### What the task requires
Every line containing the word "ffffff" needs to be found and copied.
-- begin --
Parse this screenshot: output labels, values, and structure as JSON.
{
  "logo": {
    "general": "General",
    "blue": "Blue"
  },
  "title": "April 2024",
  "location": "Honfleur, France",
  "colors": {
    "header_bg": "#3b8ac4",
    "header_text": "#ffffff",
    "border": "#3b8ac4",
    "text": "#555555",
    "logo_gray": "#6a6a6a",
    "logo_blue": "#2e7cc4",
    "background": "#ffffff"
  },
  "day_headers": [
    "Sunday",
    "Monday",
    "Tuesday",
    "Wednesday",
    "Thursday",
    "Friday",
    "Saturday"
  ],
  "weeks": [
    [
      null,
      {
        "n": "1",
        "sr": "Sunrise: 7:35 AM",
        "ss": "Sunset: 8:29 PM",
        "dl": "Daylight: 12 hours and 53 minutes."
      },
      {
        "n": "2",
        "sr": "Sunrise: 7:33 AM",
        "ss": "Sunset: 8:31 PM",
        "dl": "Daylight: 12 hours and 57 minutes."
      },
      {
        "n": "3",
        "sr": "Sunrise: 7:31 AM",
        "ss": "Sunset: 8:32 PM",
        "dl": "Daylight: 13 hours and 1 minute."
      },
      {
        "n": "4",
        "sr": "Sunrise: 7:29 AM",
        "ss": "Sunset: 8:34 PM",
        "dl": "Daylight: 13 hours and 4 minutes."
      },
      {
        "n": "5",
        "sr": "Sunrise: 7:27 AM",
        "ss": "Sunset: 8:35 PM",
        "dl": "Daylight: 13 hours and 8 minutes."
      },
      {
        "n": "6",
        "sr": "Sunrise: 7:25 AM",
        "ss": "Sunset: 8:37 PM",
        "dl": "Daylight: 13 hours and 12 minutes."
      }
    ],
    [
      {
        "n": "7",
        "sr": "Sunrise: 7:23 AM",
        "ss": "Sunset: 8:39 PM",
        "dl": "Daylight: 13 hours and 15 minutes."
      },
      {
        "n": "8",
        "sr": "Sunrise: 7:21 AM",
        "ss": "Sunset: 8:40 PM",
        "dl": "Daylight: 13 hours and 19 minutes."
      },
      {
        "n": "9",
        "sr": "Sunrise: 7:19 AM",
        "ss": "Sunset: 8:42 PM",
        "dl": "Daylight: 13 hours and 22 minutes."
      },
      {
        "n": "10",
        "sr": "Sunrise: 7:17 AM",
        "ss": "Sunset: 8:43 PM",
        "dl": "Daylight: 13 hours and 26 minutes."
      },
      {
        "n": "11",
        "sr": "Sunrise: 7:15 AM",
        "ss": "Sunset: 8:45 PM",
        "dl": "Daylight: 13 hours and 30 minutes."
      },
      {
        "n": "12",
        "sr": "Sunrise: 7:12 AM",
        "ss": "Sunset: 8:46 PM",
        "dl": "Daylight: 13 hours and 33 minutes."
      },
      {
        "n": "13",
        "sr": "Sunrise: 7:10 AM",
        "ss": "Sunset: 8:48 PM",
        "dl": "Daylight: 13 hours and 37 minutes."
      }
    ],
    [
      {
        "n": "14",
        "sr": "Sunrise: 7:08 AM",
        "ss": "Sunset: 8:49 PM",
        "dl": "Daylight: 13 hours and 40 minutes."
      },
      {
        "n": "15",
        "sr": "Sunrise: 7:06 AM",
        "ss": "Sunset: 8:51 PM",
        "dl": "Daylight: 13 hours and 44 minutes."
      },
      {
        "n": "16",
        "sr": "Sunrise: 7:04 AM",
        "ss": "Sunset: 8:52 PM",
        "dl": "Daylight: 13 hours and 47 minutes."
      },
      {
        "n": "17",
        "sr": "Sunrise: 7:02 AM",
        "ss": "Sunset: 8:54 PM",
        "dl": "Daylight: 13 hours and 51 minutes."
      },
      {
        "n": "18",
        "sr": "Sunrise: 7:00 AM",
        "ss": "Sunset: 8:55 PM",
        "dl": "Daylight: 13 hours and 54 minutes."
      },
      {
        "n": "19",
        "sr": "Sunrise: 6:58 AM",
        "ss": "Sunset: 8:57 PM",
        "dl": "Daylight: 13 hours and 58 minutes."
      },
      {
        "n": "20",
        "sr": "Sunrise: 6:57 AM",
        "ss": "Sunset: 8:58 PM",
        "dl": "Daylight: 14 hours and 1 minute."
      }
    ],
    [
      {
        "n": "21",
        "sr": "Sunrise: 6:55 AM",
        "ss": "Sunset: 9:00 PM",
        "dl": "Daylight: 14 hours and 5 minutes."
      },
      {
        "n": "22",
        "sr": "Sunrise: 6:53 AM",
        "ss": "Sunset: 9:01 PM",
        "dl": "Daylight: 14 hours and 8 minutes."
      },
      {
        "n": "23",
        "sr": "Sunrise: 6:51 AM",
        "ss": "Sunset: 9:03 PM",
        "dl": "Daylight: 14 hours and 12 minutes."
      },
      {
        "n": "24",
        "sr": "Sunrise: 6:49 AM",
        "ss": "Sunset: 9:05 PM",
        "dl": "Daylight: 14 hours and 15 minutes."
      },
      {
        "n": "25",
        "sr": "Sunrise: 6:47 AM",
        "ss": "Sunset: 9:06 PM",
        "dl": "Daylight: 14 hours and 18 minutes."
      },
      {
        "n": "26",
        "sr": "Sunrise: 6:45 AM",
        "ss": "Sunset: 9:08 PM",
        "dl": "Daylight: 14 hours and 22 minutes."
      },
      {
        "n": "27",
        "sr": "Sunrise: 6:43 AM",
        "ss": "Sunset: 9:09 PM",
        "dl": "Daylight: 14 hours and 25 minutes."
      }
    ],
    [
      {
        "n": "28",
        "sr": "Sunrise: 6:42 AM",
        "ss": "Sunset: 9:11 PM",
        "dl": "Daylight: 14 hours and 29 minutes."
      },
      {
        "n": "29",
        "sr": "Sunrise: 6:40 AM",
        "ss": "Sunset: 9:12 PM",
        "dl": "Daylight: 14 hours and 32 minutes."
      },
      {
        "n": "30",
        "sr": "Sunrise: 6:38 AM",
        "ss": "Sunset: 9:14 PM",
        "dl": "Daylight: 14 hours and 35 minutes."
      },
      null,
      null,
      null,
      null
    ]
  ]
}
-- end --
### Solution for this exercise
    "header_text": "#ffffff",
    "background": "#ffffff"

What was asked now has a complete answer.